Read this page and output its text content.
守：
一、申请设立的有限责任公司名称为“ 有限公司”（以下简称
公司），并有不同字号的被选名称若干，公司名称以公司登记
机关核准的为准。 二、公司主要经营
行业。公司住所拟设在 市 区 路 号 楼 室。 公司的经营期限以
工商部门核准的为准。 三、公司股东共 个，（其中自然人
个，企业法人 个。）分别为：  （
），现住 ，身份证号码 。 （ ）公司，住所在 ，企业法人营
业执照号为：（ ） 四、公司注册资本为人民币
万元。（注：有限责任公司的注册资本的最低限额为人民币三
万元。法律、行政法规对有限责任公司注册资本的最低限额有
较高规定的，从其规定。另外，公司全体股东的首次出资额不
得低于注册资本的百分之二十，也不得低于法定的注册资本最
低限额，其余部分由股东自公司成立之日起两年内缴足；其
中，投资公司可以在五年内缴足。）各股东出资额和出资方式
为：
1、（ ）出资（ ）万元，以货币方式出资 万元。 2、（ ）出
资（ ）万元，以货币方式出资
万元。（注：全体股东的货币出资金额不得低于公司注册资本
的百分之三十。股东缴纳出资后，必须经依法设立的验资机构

========================================

— WHAT YOU NEED TO DO —
Each entry above is to be printed again exactly.

— RESPONSE TO THE EXERCISE —
Read this page and output its text content.
守：
一、申请设立的有限责任公司名称为“ 有限公司”（以下简称
公司），并有不同字号的被选名称若干，公司名称以公司登记
机关核准的为准。 二、公司主要经营
行业。公司住所拟设在 市 区 路 号 楼 室。 公司的经营期限以
工商部门核准的为准。 三、公司股东共 个，（其中自然人
个，企业法人 个。）分别为：  （
），现住 ，身份证号码 。 （ ）公司，住所在 ，企业法人营
业执照号为：（ ） 四、公司注册资本为人民币
万元。（注：有限责任公司的注册资本的最低限额为人民币三
万元。法律、行政法规对有限责任公司注册资本的最低限额有
较高规定的，从其规定。另外，公司全体股东的首次出资额不
得低于注册资本的百分之二十，也不得低于法定的注册资本最
低限额，其余部分由股东自公司成立之日起两年内缴足；其
中，投资公司可以在五年内缴足。）各股东出资额和出资方式
为：
1、（ ）出资（ ）万元，以货币方式出资 万元。 2、（ ）出
资（ ）万元，以货币方式出资
万元。（注：全体股东的货币出资金额不得低于公司注册资本
的百分之三十。股东缴纳出资后，必须经依法设立的验资机构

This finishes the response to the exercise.